Gather, from the listing beneath this task, every line holding the string "menu".
-- begin DATASET ROWS --
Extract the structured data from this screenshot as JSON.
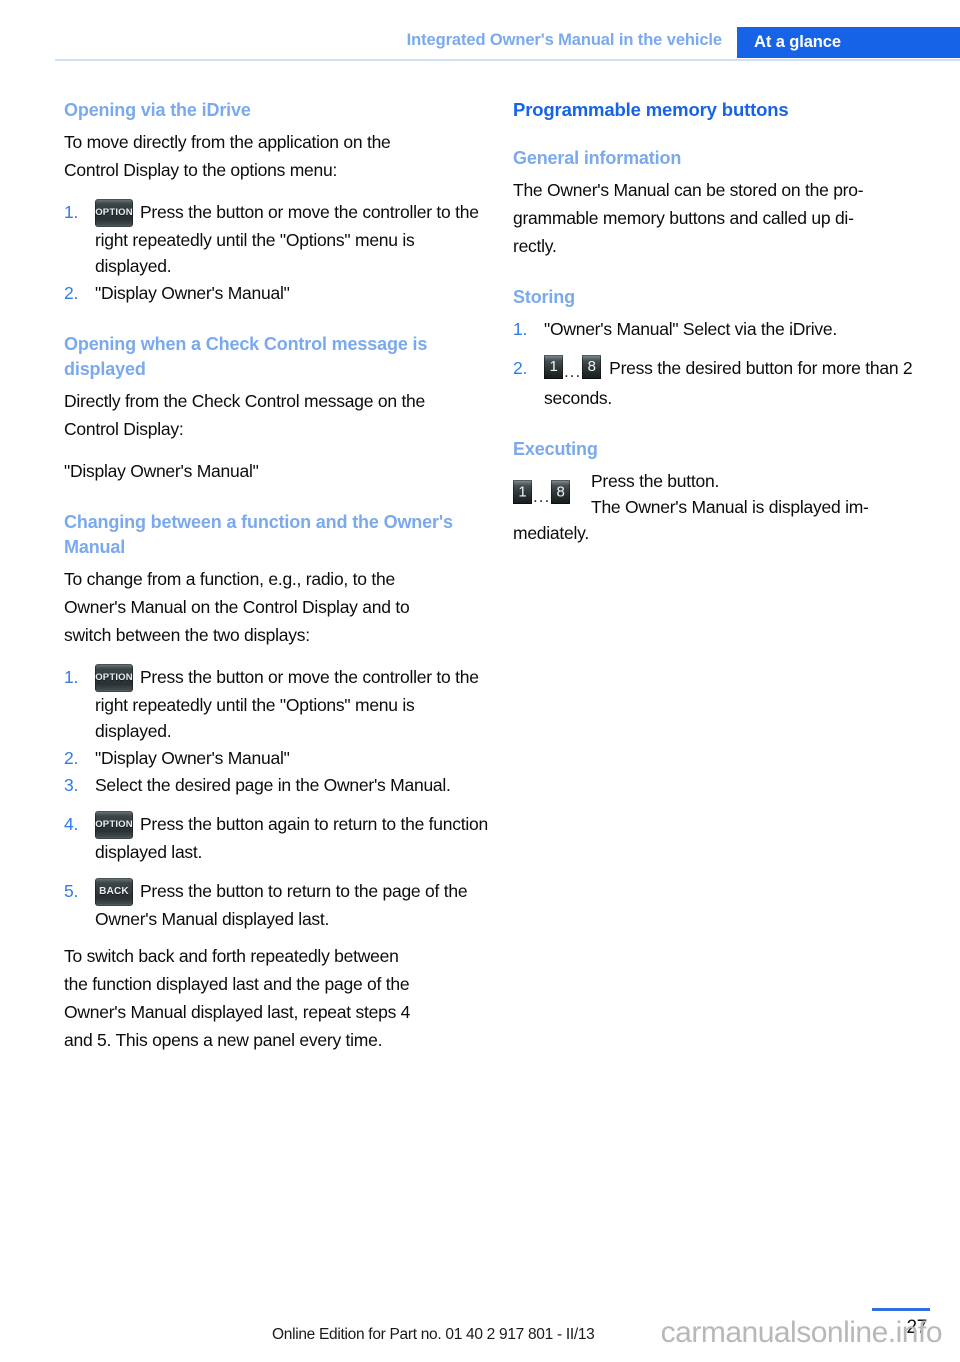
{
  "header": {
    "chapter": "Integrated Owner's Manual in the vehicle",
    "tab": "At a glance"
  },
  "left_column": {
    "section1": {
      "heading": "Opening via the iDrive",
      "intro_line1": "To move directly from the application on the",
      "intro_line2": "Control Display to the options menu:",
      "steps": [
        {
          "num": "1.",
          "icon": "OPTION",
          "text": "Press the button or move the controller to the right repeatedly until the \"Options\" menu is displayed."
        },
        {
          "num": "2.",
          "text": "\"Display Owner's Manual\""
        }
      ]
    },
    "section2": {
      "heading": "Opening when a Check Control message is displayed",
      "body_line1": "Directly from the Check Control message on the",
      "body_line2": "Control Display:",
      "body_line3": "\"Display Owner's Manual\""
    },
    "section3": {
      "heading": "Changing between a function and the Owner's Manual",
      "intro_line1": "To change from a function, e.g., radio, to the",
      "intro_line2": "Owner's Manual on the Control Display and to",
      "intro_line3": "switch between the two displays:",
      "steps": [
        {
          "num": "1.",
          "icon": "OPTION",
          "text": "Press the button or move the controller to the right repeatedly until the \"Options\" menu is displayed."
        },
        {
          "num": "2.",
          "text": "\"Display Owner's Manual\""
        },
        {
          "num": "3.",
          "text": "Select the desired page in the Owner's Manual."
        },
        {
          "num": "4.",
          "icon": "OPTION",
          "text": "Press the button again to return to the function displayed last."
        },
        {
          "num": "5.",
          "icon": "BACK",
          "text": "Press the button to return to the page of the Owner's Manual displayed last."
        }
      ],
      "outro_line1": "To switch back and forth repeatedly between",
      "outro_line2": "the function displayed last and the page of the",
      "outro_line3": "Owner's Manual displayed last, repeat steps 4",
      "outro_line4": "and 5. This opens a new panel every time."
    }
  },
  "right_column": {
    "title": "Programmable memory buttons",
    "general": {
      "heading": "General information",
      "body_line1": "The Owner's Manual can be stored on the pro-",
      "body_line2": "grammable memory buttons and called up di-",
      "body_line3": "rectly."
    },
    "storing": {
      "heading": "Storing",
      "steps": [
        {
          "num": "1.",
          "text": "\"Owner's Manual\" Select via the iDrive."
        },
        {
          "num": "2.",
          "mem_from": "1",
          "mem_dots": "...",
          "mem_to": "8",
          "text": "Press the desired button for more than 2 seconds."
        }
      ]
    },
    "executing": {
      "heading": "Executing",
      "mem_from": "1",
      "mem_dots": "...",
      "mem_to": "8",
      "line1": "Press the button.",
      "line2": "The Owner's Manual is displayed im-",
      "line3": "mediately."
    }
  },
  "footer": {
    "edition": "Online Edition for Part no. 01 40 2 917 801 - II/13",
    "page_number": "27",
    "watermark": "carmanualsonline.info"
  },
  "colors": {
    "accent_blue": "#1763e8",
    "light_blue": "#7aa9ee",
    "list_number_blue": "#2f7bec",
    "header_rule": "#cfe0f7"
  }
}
-- end DATASET ROWS --
-- begin DATASET ROWS --
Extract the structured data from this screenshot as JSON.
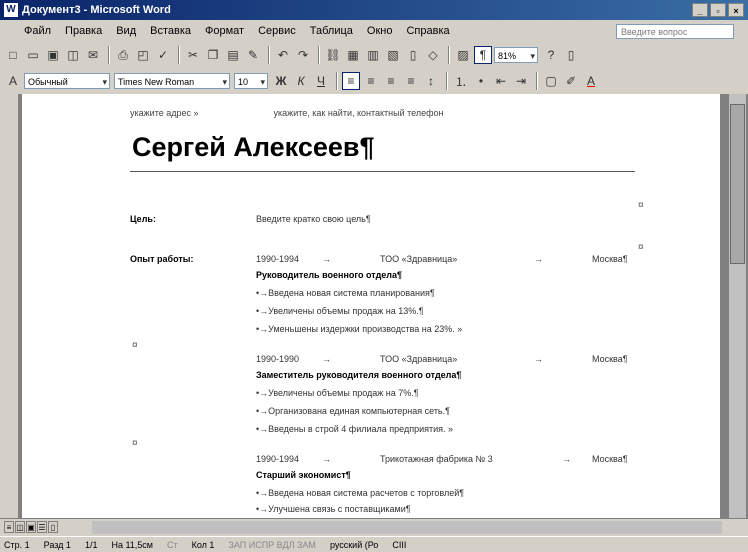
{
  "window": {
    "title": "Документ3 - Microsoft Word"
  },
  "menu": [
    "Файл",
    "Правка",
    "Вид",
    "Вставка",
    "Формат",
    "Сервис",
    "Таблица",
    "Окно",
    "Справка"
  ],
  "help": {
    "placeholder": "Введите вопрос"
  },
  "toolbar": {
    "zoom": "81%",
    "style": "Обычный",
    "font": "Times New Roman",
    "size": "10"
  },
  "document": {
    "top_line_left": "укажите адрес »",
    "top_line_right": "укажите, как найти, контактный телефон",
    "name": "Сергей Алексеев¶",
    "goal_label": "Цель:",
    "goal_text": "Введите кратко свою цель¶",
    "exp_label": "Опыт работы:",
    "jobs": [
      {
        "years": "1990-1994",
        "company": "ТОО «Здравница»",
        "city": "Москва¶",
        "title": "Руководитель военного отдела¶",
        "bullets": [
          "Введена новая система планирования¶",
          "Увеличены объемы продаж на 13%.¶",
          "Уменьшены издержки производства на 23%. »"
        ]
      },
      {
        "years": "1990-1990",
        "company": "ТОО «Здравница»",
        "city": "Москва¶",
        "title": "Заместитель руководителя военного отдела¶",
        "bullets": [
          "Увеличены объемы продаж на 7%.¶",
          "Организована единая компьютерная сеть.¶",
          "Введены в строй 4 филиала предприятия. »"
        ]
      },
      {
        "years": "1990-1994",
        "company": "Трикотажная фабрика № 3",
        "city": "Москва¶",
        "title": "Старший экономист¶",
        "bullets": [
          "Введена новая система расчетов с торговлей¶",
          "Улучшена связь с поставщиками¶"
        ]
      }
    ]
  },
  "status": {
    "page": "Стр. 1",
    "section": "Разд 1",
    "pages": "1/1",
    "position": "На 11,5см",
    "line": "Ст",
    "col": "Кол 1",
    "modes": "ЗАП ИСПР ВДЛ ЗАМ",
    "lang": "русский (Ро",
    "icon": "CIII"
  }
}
-- end DATASET ROWS --
◆ **RESPONSE TO THE TASK**:
      "intro_line2": "Control Display to the options menu:",
          "text": "Press the button or move the controller to the right repeatedly until the \"Options\" menu is displayed."
          "text": "Press the button or move the controller to the right repeatedly until the \"Options\" menu is displayed."
  "menu": [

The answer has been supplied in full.